* _Required task_
Scan the records below. List lines holding "content".

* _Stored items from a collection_
>> Begin

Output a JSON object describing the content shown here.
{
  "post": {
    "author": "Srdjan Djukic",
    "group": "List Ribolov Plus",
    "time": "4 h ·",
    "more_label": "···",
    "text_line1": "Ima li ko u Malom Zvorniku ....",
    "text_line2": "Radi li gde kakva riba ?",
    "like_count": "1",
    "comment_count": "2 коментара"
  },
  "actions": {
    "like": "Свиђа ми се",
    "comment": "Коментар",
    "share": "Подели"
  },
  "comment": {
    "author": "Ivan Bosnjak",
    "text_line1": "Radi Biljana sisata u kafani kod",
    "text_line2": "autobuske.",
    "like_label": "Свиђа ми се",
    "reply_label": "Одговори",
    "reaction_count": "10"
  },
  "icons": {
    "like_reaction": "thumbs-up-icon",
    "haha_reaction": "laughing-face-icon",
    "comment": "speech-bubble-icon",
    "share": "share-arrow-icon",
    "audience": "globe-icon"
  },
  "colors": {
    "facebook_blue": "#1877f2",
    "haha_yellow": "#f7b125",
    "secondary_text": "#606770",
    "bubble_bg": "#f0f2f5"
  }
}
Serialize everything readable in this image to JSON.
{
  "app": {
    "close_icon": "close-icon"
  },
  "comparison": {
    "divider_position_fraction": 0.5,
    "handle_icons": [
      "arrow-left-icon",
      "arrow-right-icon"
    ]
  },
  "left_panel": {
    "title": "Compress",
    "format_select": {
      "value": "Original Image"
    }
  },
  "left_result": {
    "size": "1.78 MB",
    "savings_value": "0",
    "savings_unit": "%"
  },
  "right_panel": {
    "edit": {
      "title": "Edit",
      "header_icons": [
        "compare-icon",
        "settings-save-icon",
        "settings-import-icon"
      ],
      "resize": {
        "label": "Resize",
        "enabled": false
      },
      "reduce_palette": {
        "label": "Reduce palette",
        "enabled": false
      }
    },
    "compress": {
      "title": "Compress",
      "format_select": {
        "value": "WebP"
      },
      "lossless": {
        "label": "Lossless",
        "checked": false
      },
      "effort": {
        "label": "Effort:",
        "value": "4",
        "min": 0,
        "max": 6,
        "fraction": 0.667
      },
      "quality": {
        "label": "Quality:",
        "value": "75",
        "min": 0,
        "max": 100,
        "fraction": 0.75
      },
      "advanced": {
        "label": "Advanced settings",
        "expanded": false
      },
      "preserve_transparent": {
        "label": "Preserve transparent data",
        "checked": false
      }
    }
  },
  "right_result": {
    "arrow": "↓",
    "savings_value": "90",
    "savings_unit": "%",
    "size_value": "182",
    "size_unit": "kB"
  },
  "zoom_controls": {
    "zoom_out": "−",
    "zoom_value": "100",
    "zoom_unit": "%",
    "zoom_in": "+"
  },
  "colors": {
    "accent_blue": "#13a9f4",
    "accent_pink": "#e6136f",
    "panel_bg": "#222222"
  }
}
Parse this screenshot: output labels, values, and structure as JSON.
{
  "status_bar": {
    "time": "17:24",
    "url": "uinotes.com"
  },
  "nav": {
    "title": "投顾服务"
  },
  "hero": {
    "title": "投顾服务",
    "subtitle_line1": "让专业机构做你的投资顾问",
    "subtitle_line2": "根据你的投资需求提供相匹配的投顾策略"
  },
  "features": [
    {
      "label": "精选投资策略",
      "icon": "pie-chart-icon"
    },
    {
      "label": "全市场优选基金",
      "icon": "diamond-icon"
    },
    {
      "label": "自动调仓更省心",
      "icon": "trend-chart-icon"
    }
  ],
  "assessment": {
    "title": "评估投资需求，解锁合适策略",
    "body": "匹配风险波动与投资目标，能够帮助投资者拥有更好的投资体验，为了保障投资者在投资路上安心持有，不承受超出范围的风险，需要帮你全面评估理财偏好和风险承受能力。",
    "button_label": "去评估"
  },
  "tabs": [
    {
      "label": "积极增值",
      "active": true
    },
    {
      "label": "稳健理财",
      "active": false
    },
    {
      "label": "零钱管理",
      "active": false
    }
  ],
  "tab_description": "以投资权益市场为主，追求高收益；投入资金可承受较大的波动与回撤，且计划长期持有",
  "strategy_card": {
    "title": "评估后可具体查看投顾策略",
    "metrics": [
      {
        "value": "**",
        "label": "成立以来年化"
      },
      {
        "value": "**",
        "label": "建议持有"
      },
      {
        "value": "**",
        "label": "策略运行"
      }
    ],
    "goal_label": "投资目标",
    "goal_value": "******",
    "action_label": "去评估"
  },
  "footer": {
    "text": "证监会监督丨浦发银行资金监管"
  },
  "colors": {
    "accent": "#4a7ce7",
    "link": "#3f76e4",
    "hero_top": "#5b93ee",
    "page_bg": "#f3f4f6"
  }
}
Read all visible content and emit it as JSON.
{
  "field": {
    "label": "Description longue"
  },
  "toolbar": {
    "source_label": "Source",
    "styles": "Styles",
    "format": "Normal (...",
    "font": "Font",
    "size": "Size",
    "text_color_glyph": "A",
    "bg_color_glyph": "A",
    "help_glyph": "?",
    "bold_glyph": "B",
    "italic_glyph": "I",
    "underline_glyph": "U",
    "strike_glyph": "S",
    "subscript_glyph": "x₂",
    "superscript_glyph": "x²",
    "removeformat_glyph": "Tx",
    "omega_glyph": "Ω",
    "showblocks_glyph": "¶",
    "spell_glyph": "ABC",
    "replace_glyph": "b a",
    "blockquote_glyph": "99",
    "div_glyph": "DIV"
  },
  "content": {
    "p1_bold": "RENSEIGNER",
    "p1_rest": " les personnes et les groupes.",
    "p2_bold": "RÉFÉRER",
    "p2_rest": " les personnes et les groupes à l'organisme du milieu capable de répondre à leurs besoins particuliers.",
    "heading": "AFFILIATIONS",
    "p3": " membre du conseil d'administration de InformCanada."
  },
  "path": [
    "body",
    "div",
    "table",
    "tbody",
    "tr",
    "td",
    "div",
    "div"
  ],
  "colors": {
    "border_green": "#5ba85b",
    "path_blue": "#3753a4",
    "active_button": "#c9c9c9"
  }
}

>> End

* _Exercise output_
Output a JSON object describing the content shown here.
Read all visible content and emit it as JSON.
  "content": {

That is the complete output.